- **TASKS FOR THIS EXERCISE**:
A) Check whether each statement agrees with the glossary. Mark each yes or no and quote the glossary's deciding words: (i) UCP was developed by Google. (ii) Hotels that adopt UCP give up their customer data. (iii) Windsurf was developed by Cursor.
B) From the glossary, reproduce the stretch from "Training Data" through "or booking data.".
C) Summarize the glossary in two sentences.

- **EXCERPTED PASSAGE**:
((

Technocentric Hospitality Framework
One of the three hospitality models within the Hospitality Evolution Framework. In the Technocentric model, AI, automation, robotics, and autonomous systems become the primary source of value creation and service delivery. Human involvement is minimised and reserved for exceptional situations, while guests increasingly interact with digital systems and self-service technologies. In this model, hospitality becomes increasingly defined by system performance rather than human interaction.
Token
The basic unit processed by a language model.
Tokenmaxxing
The practice of excessively increasing AI usage, context length, agent complexity, prompt size, or workflow automation in pursuit of marginal performance gains, often resulting in disproportionate token consumption, rising costs, increased system complexity, and diminishing operational returns.
Total Cost of Ownership TCO
The full cost of AI adoption, including licenses, integrations, data preparation, training, governance, support, vendor fees, and change management.
Training Data
Information used to train or improve an AI system. In hospitality, this may include SOPs, guest interactions, service logs, reviews, maintenance records, call transcripts, menus, or booking data.
Transformer
The architecture powering most modern AI models.
Travel Singularity
A future state in which artificial intelligence, robotics, autonomous systems, and algorithmic decision-making become so deeply embedded throughout the travel ecosystem that most operational, commercial, and experiential processes occur with minimal human intervention, creating a point beyond which travel can no longer be meaningfully understood or operated through exclusively human decision-making.
True Recognition
The ability to recognise and understand guests as unique individuals rather than as collections of transactional or behavioural data points.
U
UCP
An open standard developed by Google designed to enable agentic commerce across AI surfaces such as Google Search's AI Mode and Gemini. UCP allows merchants, including hotels, to integrate checkout logic directly with Google's AI systems, enabling autonomous agents to complete bookings and transactions on behalf of users. Notably expanding into the lodging sector, UCP represents a significant shift in how hotels may need to think about distribution, as transactions increasingly bypass traditional booking interfaces entirely. Hotels that adopt UCP retain their customer data and remain the Merchant of Record.
Unstructured Data
Information such as emails, reviews, images, videos, and documents.
V
Vector Database
A database optimised for storing and searching embeddings.
Vibe Coding
A software development approach in which developers describe outcomes in natural language, and AI generates much of the code.
Virtual Agent
An AI-powered digital employee or assistant.
Voice Agent
An autonomous AI agent that interacts through spoken conversation and can perform actions on behalf of users.
Voice AI
AI systems that understand and generate spoken language.
Voice Commerce
The purchase of products or services through voice interactions.
W
WCAG
International standards defining how digital experiences should be made accessible.
WebMCP
An implementation of MCP designed for web-based systems and applications.
Windsurf
An AI-powered code editor developed by Codeium, similar in concept to Cursor. Part of the broader Vibe Coding movement, enabling non-traditional developers to build operational tools and automations.
Workflow Automation
The automation of repetitive business processes.
Write Access
A permission level allowing AI to create, edit, send, approve, publish, or modify records. High risk and typically subject to strong governance controls.
Z
Zero Trust AI
The application of zero-trust security principles to AI systems and agents, where no user, system, or action is automatically trusted, and every request must be verified.
Zero-Click Search
A search experience in which users receive answers directly without visiting external websites.
Zero-Shot Learning
The ability of an AI model to perform a task without prior task-specific training.

))

- **DATASET**:
((

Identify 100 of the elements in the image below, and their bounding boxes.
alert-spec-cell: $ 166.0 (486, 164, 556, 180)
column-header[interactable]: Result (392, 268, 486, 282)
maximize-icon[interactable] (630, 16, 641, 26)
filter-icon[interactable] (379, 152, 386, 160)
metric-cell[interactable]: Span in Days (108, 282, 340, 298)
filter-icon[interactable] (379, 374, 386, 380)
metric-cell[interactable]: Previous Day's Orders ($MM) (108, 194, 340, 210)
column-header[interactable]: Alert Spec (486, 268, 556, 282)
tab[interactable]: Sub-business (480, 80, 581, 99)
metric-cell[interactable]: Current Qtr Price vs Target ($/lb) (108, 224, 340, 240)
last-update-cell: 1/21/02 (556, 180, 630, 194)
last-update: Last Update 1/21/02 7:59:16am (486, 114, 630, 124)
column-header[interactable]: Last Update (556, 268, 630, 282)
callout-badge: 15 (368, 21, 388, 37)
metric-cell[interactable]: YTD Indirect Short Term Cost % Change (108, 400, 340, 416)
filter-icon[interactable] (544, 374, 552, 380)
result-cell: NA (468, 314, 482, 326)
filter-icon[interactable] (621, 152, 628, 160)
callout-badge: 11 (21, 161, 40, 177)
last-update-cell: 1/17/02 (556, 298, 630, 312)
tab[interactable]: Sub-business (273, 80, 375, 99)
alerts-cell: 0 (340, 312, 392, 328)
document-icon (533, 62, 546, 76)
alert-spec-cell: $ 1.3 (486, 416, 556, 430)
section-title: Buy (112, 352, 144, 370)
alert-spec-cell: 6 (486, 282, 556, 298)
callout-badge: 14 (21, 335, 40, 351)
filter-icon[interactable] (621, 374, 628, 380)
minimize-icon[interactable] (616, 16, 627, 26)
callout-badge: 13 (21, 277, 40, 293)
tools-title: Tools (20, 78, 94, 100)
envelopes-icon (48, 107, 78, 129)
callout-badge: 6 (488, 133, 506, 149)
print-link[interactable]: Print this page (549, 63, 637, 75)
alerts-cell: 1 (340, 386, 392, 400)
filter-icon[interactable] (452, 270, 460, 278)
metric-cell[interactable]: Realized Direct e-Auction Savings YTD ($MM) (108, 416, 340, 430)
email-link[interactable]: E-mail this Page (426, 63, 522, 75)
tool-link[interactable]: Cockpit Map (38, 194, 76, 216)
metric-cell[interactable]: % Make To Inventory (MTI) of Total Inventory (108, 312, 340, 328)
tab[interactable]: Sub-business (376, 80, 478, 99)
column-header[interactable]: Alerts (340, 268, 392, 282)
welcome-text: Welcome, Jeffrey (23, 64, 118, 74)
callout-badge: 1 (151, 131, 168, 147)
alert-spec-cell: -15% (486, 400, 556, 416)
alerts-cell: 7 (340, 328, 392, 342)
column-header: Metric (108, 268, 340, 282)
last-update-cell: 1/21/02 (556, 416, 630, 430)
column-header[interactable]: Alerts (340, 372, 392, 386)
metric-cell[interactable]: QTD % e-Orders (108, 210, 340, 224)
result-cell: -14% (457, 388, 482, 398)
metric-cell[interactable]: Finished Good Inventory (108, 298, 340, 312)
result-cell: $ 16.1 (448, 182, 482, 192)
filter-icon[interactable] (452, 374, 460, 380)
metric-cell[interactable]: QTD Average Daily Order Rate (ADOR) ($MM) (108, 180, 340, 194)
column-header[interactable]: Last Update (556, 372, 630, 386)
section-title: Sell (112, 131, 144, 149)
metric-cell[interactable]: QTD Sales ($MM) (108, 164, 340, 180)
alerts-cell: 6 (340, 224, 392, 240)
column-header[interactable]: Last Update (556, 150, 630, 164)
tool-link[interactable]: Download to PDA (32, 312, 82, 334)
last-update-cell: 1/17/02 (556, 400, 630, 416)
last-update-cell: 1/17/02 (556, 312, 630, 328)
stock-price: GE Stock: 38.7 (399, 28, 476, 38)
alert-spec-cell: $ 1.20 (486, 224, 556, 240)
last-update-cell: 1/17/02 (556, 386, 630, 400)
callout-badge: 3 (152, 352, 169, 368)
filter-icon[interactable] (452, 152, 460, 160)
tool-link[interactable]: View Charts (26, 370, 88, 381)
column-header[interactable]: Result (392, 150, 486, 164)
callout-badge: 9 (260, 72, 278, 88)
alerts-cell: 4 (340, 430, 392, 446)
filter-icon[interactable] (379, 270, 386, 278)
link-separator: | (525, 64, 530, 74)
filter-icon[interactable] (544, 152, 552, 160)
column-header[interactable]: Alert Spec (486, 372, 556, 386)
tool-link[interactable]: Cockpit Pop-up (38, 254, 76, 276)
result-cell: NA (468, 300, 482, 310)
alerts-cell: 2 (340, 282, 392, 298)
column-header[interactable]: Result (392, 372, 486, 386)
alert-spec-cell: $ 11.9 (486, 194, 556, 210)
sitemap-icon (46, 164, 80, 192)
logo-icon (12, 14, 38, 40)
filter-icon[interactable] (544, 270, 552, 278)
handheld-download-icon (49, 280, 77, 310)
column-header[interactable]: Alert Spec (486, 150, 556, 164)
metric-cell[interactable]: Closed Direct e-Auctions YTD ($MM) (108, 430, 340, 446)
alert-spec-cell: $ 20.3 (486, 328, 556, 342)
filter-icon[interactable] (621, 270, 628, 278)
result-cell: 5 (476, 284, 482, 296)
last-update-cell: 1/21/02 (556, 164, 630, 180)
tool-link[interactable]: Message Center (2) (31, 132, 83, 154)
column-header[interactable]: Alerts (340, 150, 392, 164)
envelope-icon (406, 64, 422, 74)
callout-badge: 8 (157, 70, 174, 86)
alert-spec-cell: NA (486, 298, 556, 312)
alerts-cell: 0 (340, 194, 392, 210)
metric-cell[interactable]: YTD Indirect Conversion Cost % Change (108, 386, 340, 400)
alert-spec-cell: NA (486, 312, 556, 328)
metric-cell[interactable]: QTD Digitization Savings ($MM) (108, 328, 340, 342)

))

- **ANSWERS BY ITEM**:
A)
(i) Yes: "An open standard developed by Google"
(ii) No: "Hotels that adopt UCP retain their customer data and remain the Merchant of Record."
(iii) No: "An AI-powered code editor developed by Codeium, similar in concept to Cursor."

B)
Training Data
Information used to train or improve an AI system. In hospitality, this may include SOPs, guest interactions, service logs, reviews, maintenance records, call transcripts, menus, or booking data.

C) The glossary defines AI terms such as token, transformer, vector database, voice AI and zero-shot learning, and several entries apply them to hospitality and travel. It describes a Technocentric hospitality model in which AI, automation and robotics deliver most service, and UCP, an open standard developed by Google that lets autonomous agents complete bookings while hotels that adopt it retain their customer data.